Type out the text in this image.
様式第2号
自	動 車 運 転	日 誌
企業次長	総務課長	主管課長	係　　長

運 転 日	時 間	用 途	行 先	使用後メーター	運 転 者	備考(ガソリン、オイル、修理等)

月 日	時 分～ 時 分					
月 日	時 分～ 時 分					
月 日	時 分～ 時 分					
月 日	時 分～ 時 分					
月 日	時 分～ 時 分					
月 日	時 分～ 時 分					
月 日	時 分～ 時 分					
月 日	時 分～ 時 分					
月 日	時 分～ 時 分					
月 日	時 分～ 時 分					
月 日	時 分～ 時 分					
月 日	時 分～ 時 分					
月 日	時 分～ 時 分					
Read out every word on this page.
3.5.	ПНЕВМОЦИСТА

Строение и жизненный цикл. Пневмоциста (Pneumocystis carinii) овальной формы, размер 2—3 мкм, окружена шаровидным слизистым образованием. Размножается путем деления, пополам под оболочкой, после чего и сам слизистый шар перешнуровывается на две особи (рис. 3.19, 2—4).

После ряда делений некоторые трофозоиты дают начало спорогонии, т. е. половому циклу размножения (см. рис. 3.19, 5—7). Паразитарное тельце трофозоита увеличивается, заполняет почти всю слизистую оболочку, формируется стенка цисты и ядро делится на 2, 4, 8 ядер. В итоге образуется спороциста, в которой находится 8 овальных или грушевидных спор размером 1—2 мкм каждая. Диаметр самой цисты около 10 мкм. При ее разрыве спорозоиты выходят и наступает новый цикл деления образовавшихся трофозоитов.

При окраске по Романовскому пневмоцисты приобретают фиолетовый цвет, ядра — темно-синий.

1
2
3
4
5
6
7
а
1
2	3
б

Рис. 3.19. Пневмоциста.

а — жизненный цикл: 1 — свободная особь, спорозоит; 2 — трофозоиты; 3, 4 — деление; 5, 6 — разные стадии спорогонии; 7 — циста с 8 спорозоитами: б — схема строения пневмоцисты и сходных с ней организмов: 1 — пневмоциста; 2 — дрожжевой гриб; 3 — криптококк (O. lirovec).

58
※ ※ ※
◆ INSTRUCTIONS TO FOLLOW ◆
For each line above that contains the word "this", copy that line.

◆ OUTPUT OF THE TASK ◆
Type out the text in this image.
Read out every word on this page.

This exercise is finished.